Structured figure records
============================================================
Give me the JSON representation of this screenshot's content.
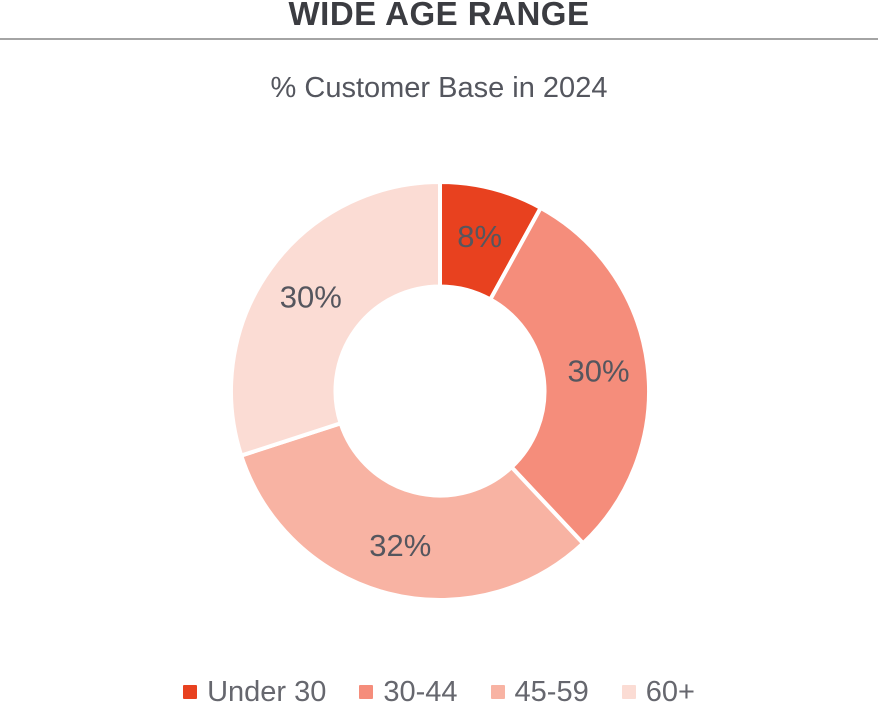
{
  "page": {
    "title": "WIDE AGE RANGE",
    "subtitle": "% Customer Base in 2024"
  },
  "palette": {
    "title_text": "#3b3c41",
    "subtitle_text": "#54565e",
    "slice_label_text": "#55565e",
    "legend_text": "#66676e",
    "divider": "#a4a4a4",
    "background": "#ffffff"
  },
  "chart_data": {
    "type": "pie",
    "subtype": "donut",
    "title": "% Customer Base in 2024",
    "categories": [
      "Under 30",
      "30-44",
      "45-59",
      "60+"
    ],
    "values": [
      8,
      30,
      32,
      30
    ],
    "data_labels": [
      "8%",
      "30%",
      "32%",
      "30%"
    ],
    "colors": [
      "#E8411F",
      "#F58D7B",
      "#F8B3A3",
      "#FBDCD4"
    ],
    "start_angle_deg": 0,
    "direction": "clockwise",
    "inner_radius_ratio": 0.5,
    "slice_gap_stroke": "#FFFFFF",
    "legend_position": "bottom",
    "legend": [
      {
        "label": "Under 30",
        "color": "#E8411F"
      },
      {
        "label": "30-44",
        "color": "#F58D7B"
      },
      {
        "label": "45-59",
        "color": "#F8B3A3"
      },
      {
        "label": "60+",
        "color": "#FBDCD4"
      }
    ]
  }
}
============================================================
What the task requires: Transcribe every record above exactly, leaving out the pictures.

Task answer:
Give me the JSON representation of this screenshot's content.
{
  "page": {
    "title": "WIDE AGE RANGE",
    "subtitle": "% Customer Base in 2024"
  },
  "palette": {
    "title_text": "#3b3c41",
    "subtitle_text": "#54565e",
    "slice_label_text": "#55565e",
    "legend_text": "#66676e",
    "divider": "#a4a4a4",
    "background": "#ffffff"
  },
  "chart_data": {
    "type": "pie",
    "subtype": "donut",
    "title": "% Customer Base in 2024",
    "categories": [
      "Under 30",
      "30-44",
      "45-59",
      "60+"
    ],
    "values": [
      8,
      30,
      32,
      30
    ],
    "data_labels": [
      "8%",
      "30%",
      "32%",
      "30%"
    ],
    "colors": [
      "#E8411F",
      "#F58D7B",
      "#F8B3A3",
      "#FBDCD4"
    ],
    "start_angle_deg": 0,
    "direction": "clockwise",
    "inner_radius_ratio": 0.5,
    "slice_gap_stroke": "#FFFFFF",
    "legend_position": "bottom",
    "legend": [
      {
        "label": "Under 30",
        "color": "#E8411F"
      },
      {
        "label": "30-44",
        "color": "#F58D7B"
      },
      {
        "label": "45-59",
        "color": "#F8B3A3"
      },
      {
        "label": "60+",
        "color": "#FBDCD4"
      }
    ]
  }
}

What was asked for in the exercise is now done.